BEGIN

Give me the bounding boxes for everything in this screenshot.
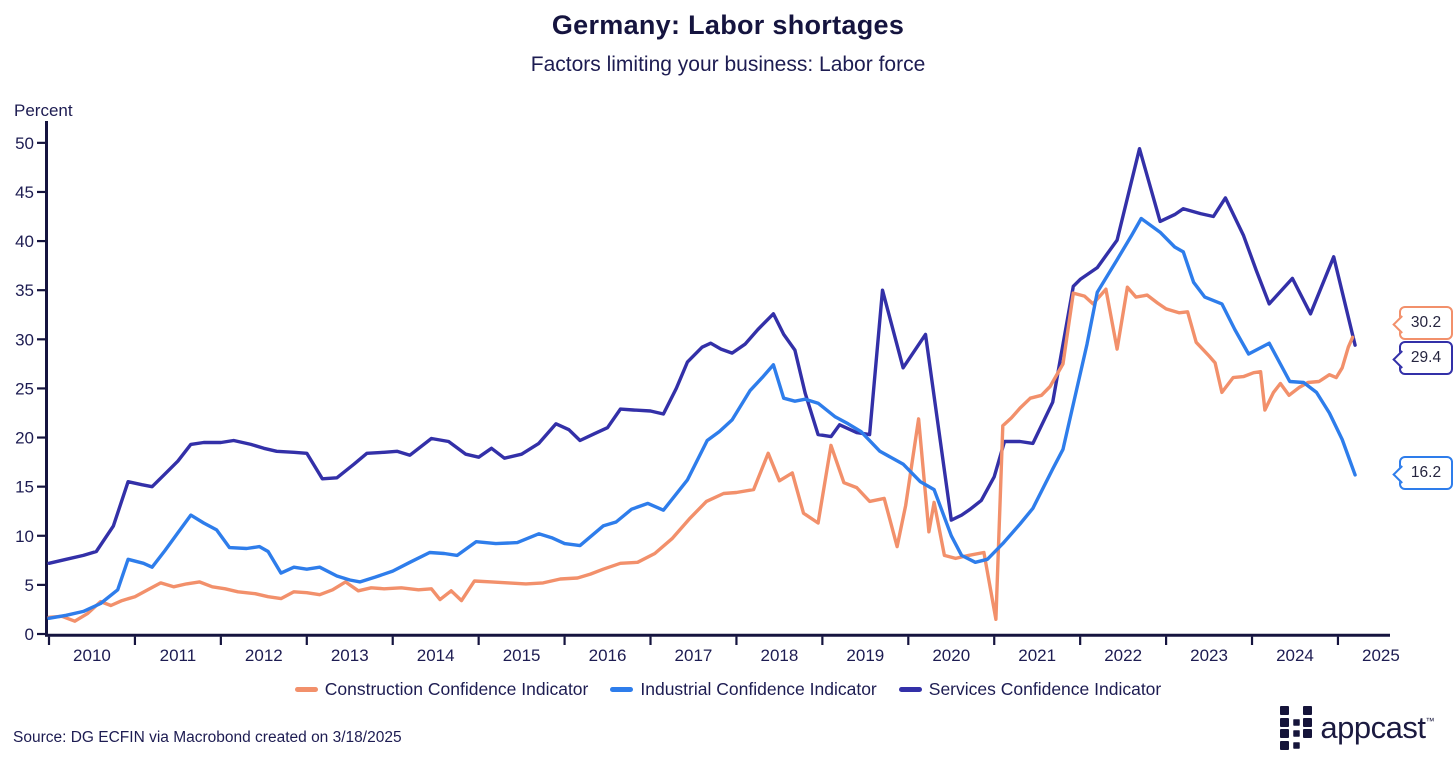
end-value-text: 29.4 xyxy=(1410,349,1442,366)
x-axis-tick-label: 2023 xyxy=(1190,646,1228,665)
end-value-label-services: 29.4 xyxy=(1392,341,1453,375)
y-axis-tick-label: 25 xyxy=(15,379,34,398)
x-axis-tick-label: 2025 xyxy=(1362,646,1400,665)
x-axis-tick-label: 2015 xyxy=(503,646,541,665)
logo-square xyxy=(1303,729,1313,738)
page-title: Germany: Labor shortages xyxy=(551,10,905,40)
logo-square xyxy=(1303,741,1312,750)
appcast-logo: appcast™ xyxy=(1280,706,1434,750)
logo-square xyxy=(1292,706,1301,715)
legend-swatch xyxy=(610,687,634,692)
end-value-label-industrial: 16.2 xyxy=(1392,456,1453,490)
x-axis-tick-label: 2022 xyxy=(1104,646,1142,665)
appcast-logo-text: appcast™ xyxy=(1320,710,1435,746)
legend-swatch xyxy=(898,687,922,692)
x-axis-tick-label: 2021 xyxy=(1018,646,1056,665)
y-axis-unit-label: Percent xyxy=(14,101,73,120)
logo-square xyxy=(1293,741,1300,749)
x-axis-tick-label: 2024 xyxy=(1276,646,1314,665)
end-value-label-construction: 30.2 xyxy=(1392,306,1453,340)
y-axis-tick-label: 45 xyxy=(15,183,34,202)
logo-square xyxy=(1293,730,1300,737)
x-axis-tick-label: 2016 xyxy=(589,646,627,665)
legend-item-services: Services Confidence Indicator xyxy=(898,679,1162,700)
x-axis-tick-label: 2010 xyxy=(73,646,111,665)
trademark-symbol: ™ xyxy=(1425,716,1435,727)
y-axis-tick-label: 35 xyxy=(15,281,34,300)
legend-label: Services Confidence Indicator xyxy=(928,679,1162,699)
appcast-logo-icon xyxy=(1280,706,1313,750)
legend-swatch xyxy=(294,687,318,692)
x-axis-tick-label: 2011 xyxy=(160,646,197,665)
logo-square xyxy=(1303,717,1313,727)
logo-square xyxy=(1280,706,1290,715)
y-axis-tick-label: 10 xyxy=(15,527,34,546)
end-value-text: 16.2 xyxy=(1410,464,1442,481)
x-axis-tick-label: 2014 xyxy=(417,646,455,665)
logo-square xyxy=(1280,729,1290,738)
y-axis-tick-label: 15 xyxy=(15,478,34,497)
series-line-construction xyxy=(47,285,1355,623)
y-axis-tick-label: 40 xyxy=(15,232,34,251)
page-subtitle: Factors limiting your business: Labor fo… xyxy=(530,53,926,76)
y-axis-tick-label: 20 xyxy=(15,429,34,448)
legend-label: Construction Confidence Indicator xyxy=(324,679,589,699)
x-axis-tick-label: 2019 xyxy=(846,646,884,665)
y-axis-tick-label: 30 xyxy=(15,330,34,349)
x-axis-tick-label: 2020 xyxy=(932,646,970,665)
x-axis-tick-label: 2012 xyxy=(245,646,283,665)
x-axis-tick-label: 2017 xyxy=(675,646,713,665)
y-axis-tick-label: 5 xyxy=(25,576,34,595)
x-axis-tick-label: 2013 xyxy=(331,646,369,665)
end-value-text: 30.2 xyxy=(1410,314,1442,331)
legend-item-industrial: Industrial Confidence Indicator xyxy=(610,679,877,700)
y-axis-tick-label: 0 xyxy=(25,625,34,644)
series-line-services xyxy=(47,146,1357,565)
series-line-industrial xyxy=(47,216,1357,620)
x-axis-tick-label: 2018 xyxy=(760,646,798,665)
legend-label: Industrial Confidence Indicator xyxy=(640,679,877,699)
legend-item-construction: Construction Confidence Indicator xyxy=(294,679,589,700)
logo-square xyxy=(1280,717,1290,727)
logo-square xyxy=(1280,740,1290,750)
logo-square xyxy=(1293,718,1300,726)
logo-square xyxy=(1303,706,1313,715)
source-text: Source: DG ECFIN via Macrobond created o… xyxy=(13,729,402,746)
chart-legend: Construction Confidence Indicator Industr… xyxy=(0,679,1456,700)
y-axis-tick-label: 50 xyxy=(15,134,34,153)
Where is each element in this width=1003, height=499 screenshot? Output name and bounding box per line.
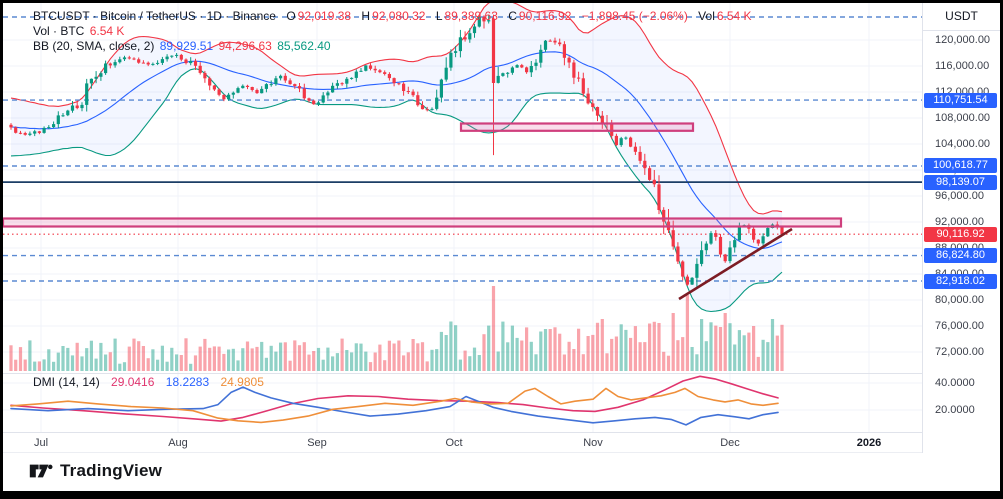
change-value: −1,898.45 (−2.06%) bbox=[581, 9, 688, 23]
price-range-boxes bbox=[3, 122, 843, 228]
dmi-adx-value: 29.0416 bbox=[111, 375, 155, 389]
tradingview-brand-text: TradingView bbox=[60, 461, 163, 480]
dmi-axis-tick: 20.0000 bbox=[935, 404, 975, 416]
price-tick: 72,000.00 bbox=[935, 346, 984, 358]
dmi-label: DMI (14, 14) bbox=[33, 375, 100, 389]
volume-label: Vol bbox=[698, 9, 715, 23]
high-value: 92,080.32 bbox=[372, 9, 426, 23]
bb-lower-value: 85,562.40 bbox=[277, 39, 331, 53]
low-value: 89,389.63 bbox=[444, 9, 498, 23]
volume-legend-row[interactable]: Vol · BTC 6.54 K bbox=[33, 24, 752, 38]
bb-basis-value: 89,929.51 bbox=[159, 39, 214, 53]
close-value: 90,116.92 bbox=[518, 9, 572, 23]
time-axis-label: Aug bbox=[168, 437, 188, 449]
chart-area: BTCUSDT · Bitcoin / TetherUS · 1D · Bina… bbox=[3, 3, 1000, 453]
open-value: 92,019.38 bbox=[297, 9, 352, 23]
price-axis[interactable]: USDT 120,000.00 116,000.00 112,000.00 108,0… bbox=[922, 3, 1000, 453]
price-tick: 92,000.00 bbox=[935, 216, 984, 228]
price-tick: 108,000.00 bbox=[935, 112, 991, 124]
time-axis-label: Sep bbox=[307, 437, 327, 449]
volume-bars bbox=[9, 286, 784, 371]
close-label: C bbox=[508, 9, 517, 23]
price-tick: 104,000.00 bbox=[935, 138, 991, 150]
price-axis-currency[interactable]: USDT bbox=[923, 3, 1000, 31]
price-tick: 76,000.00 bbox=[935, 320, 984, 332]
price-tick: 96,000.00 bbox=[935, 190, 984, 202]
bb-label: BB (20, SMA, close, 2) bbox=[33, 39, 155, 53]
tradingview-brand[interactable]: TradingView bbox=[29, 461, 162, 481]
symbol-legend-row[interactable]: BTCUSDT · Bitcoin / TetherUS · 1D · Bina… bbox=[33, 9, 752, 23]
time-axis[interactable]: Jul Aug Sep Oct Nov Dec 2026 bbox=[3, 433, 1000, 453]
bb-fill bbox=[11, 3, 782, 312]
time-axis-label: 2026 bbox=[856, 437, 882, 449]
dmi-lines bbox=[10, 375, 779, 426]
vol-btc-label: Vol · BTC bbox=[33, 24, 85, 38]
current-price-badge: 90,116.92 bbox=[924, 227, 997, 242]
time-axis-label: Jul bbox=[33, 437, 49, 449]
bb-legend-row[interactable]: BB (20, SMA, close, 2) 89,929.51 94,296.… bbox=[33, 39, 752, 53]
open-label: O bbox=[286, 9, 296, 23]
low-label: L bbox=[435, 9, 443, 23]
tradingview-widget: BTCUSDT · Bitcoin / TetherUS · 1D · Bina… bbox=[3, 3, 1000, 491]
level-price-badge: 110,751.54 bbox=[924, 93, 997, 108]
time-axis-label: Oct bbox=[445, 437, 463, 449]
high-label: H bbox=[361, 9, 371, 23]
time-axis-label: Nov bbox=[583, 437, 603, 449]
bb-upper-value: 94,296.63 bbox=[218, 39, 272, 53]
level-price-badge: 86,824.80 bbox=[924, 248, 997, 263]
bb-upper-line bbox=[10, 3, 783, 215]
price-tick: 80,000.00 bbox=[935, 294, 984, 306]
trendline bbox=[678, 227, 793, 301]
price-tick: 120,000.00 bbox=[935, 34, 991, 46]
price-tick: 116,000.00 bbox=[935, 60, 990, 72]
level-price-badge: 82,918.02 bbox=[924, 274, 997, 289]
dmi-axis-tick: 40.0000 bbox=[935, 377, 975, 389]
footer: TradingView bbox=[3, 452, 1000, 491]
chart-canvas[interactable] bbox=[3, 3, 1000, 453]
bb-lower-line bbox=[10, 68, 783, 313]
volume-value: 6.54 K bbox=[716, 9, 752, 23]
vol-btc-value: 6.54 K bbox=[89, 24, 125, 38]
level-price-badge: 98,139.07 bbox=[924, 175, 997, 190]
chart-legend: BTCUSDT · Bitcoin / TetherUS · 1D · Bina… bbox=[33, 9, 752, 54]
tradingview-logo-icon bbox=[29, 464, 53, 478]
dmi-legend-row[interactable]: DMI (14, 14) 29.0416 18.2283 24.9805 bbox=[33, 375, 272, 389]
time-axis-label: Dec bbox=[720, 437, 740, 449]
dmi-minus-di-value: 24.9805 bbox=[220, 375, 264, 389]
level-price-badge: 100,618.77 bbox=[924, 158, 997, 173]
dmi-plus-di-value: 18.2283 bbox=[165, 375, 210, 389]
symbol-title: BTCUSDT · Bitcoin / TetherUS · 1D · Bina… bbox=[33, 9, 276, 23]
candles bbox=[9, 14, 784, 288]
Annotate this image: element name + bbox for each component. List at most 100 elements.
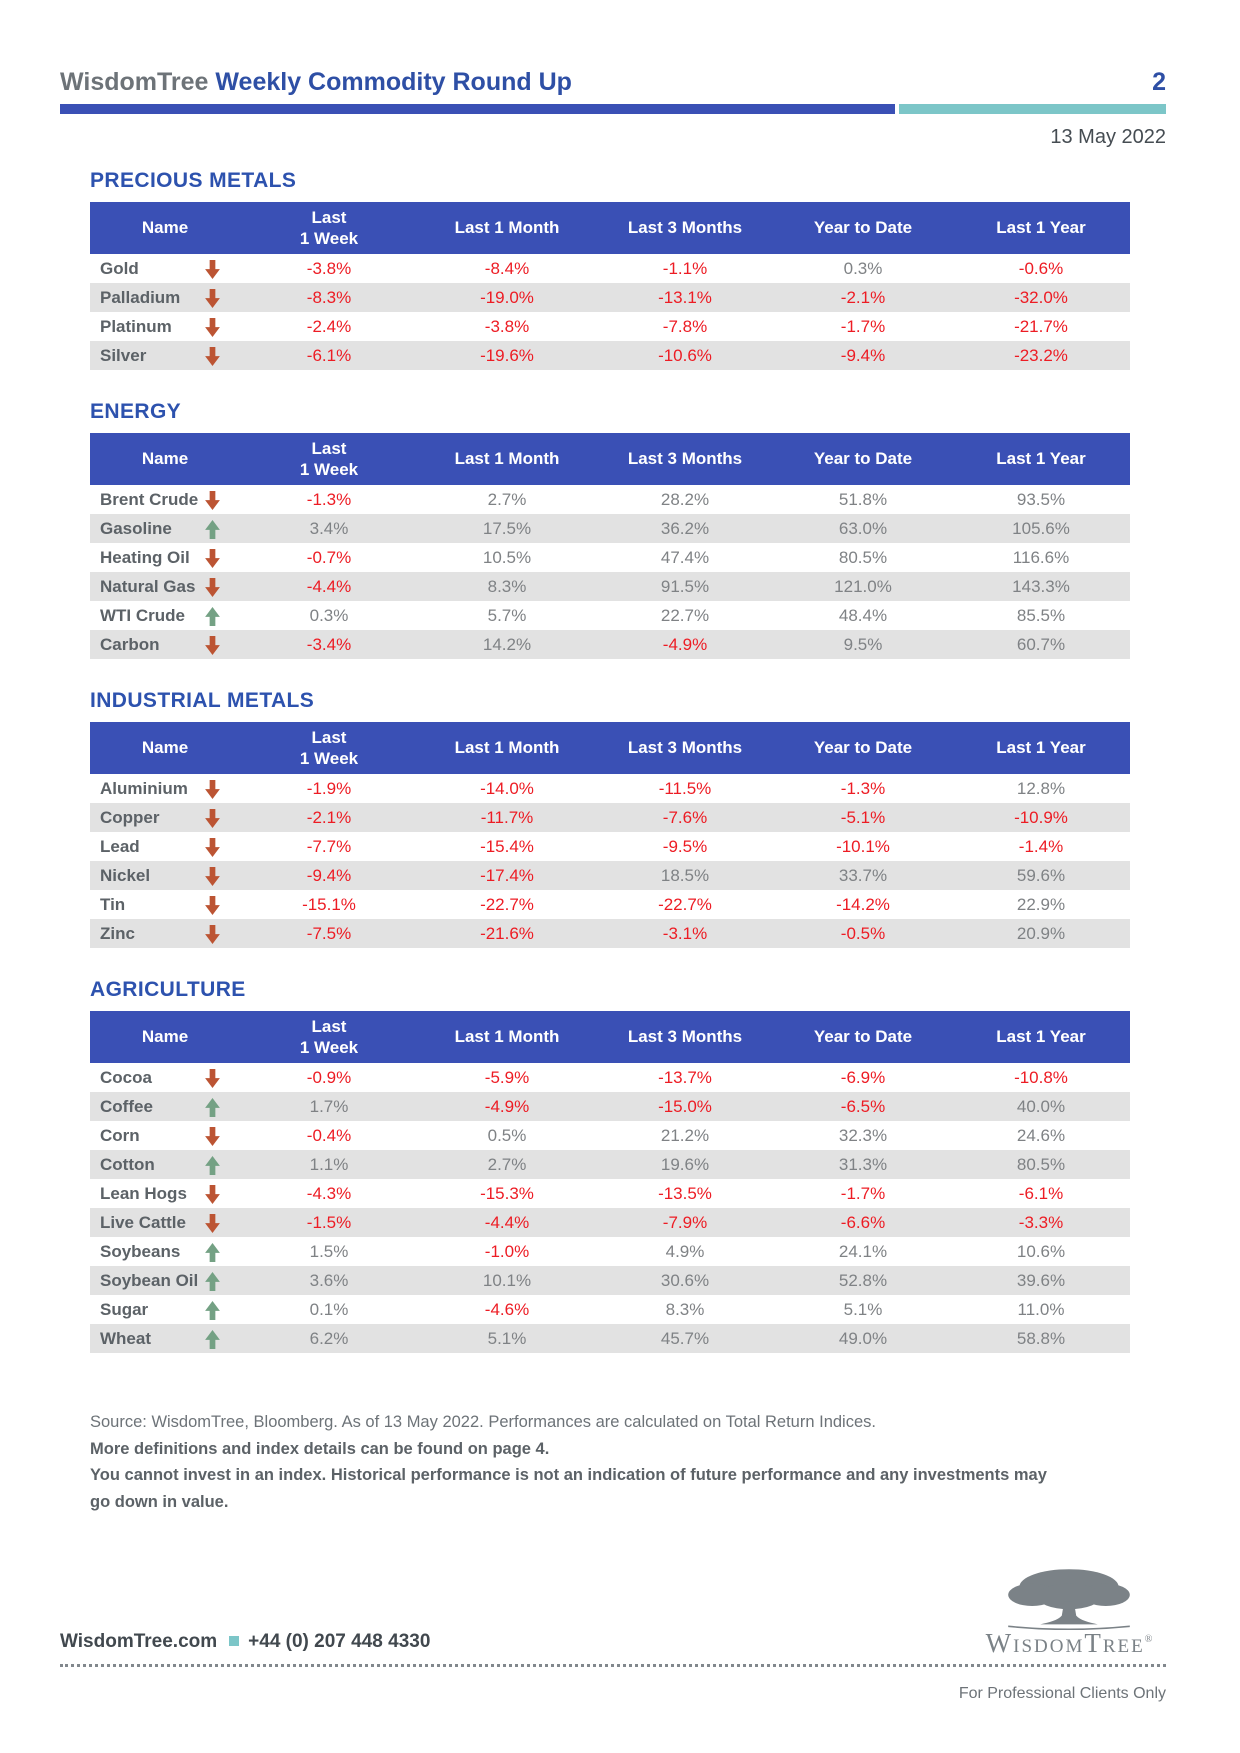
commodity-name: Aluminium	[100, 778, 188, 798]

END

● **Problem description**:
Please update the part of the records that opens with the line containing "change-value: −1,898.45 (−2.06%)" and closes with the line containing "dmi-axis-tick: 20.0000 bbox=[935, 404, 975, 416]", replacing "bbox" with "box" and keeping everything else the same.

● **Answer to the task**:
change-value: −1,898.45 (−2.06%) box=[581, 9, 688, 23]
price-range-boxes box=[3, 122, 843, 228]
dmi-adx-value: 29.0416 box=[111, 375, 155, 389]
tradingview-brand-text: TradingView box=[60, 461, 163, 480]
dmi-axis-tick: 20.0000 box=[935, 404, 975, 416]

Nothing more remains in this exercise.